== TASK TO COMPLETE ==
Copy out, exactly as written, only the line containing "Enumerate this screenshot's" and the lines after it through the end of the records.

Start of LISTED RECORDS

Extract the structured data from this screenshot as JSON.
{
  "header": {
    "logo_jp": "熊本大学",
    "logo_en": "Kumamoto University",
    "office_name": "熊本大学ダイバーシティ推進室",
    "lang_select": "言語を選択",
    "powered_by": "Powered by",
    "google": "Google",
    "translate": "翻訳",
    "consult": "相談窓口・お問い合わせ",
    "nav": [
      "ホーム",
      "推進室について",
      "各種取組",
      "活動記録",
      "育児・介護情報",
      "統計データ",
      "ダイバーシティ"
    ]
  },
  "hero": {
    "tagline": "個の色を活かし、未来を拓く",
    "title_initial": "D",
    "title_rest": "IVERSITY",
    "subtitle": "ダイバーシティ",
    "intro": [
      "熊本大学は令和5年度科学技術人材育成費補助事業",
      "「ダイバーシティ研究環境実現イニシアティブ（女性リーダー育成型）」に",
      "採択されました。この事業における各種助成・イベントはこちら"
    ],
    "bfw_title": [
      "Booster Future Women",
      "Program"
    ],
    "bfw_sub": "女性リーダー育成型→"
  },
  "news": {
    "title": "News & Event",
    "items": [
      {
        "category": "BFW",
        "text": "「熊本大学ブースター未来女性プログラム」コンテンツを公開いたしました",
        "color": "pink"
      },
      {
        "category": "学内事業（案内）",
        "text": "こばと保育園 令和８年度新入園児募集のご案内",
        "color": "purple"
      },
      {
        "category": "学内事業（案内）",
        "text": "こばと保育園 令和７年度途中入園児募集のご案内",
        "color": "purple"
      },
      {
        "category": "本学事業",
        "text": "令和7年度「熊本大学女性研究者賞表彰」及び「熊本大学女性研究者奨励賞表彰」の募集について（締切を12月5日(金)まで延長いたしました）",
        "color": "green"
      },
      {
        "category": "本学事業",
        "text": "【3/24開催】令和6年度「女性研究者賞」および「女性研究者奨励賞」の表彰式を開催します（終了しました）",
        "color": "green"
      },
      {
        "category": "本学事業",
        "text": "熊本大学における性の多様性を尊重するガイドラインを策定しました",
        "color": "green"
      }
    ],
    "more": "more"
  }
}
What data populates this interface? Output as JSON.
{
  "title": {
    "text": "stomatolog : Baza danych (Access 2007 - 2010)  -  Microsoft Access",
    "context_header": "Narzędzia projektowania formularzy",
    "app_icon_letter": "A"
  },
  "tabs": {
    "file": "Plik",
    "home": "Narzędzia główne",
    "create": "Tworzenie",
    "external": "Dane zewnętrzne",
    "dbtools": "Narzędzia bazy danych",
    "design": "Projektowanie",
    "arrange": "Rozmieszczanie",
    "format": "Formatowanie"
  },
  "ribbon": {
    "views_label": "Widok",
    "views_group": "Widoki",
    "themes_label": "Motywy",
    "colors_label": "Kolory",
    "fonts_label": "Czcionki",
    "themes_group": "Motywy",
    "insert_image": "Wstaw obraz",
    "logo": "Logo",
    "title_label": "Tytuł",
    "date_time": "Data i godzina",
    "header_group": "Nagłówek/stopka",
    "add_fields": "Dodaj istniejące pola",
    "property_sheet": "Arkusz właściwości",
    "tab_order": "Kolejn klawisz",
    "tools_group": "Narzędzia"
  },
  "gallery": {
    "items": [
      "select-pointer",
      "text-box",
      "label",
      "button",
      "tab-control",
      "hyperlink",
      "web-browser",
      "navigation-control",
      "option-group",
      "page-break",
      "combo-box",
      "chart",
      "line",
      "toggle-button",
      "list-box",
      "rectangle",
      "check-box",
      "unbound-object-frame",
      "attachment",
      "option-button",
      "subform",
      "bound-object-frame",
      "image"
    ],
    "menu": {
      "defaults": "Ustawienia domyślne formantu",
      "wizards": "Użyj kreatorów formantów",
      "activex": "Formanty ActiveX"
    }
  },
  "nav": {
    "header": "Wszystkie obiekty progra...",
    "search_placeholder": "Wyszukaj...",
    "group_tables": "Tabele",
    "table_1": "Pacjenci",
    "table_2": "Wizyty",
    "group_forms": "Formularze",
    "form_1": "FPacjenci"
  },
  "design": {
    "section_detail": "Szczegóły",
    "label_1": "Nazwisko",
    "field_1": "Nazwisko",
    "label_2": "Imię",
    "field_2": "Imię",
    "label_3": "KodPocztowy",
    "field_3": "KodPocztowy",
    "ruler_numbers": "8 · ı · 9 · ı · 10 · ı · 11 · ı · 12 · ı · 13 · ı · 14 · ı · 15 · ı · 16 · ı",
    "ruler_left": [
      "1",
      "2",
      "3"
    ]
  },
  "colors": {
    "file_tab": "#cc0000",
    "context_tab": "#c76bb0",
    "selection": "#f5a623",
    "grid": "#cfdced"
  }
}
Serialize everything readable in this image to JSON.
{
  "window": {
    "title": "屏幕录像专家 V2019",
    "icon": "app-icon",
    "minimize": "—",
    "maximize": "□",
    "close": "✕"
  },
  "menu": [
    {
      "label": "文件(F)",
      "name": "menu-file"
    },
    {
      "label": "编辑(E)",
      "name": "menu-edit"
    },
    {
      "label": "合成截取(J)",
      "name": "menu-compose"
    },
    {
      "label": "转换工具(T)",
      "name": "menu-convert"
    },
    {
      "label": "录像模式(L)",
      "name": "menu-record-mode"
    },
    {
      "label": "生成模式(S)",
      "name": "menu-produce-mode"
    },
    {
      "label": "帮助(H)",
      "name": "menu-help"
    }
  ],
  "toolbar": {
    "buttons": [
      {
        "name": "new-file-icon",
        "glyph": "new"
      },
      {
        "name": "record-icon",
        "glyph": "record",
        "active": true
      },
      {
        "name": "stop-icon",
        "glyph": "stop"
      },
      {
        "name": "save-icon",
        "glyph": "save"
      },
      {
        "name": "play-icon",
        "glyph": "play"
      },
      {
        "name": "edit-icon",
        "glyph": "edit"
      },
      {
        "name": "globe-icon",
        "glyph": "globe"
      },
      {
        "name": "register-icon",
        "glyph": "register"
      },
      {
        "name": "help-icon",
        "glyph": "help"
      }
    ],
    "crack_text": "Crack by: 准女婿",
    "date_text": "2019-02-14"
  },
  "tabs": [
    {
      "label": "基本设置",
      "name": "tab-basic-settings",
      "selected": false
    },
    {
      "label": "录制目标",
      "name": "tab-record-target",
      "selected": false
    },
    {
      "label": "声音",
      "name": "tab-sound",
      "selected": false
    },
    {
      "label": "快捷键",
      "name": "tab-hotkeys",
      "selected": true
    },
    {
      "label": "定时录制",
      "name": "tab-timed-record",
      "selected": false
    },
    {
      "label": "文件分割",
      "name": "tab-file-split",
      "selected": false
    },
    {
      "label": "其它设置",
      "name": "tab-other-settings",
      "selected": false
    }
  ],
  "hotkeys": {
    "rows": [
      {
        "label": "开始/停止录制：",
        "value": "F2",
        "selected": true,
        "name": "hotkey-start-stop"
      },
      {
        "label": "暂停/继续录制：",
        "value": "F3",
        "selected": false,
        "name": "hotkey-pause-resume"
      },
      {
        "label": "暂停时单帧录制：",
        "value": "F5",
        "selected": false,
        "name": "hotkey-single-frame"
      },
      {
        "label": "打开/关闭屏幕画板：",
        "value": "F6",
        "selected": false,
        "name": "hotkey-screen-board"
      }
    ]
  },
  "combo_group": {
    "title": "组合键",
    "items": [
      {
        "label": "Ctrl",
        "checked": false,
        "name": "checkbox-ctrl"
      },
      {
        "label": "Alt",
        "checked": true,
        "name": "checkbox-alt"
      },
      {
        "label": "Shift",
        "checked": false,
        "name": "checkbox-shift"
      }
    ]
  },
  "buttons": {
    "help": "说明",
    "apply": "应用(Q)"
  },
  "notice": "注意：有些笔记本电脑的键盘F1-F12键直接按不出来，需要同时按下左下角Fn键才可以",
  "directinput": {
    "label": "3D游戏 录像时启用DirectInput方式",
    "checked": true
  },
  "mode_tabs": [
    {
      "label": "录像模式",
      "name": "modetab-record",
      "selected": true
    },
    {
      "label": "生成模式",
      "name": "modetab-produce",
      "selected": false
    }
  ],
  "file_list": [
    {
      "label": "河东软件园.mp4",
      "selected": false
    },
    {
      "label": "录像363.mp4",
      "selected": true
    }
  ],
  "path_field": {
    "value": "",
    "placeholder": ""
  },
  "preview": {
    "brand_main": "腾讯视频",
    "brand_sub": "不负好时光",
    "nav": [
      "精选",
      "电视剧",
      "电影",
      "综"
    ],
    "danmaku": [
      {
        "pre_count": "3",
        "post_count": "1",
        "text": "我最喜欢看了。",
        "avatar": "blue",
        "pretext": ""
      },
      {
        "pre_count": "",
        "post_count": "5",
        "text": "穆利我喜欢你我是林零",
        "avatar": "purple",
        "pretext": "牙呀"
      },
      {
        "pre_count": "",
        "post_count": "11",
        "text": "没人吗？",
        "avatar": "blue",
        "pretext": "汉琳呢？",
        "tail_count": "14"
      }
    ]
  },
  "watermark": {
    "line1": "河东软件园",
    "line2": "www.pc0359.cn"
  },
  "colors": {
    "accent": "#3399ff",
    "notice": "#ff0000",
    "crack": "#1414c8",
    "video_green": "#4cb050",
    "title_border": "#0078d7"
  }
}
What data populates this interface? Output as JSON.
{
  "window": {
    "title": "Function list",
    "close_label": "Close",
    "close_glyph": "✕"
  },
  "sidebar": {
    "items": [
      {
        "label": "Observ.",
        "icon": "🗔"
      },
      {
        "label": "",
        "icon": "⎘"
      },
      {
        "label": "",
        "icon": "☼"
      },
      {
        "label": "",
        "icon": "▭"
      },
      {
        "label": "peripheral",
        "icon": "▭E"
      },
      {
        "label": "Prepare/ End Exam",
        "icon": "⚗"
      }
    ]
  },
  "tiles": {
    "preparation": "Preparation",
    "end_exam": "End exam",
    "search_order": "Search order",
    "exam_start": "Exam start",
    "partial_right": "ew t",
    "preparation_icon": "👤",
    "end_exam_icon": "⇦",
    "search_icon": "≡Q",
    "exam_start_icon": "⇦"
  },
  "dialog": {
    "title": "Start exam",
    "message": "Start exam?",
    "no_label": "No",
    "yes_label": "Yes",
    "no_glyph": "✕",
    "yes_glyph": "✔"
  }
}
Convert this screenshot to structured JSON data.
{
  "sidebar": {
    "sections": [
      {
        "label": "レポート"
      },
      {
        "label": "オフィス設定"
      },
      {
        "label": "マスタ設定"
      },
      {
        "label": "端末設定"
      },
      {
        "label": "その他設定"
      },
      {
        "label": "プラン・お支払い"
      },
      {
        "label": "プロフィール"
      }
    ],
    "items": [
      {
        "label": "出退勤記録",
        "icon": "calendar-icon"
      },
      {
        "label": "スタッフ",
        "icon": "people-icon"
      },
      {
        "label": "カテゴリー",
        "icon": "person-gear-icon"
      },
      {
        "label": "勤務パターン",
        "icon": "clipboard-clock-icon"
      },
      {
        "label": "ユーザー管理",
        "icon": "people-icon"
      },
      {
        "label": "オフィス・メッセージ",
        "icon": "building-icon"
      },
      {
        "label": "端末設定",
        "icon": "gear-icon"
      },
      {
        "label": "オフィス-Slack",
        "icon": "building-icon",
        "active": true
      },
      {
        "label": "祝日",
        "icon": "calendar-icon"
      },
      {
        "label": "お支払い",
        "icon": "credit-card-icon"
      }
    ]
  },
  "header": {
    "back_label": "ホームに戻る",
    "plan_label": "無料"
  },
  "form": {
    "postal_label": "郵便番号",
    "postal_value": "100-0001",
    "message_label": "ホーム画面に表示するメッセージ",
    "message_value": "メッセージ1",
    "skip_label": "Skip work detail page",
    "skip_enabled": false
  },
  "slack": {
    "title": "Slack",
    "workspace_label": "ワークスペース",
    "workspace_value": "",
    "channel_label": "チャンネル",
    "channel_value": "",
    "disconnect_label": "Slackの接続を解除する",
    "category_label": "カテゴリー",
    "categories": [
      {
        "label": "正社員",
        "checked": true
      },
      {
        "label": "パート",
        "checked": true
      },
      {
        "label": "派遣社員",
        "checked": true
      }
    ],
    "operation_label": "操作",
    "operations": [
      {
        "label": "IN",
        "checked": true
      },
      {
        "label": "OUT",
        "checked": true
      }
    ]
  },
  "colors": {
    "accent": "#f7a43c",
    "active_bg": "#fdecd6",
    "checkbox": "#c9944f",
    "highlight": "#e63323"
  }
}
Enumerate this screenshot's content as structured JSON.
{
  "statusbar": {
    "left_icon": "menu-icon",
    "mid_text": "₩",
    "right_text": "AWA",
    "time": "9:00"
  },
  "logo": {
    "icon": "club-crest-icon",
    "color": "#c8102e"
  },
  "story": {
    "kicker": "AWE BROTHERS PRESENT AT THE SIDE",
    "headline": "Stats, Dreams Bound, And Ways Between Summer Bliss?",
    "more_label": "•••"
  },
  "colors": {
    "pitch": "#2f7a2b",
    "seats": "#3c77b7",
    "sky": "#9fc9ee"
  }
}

End of LISTED RECORDS

== WRITTEN SOLUTION ==
Enumerate this screenshot's content as structured JSON.
{
  "statusbar": {
    "left_icon": "menu-icon",
    "mid_text": "₩",
    "right_text": "AWA",
    "time": "9:00"
  },
  "logo": {
    "icon": "club-crest-icon",
    "color": "#c8102e"
  },
  "story": {
    "kicker": "AWE BROTHERS PRESENT AT THE SIDE",
    "headline": "Stats, Dreams Bound, And Ways Between Summer Bliss?",
    "more_label": "•••"
  },
  "colors": {
    "pitch": "#2f7a2b",
    "seats": "#3c77b7",
    "sky": "#9fc9ee"
  }
}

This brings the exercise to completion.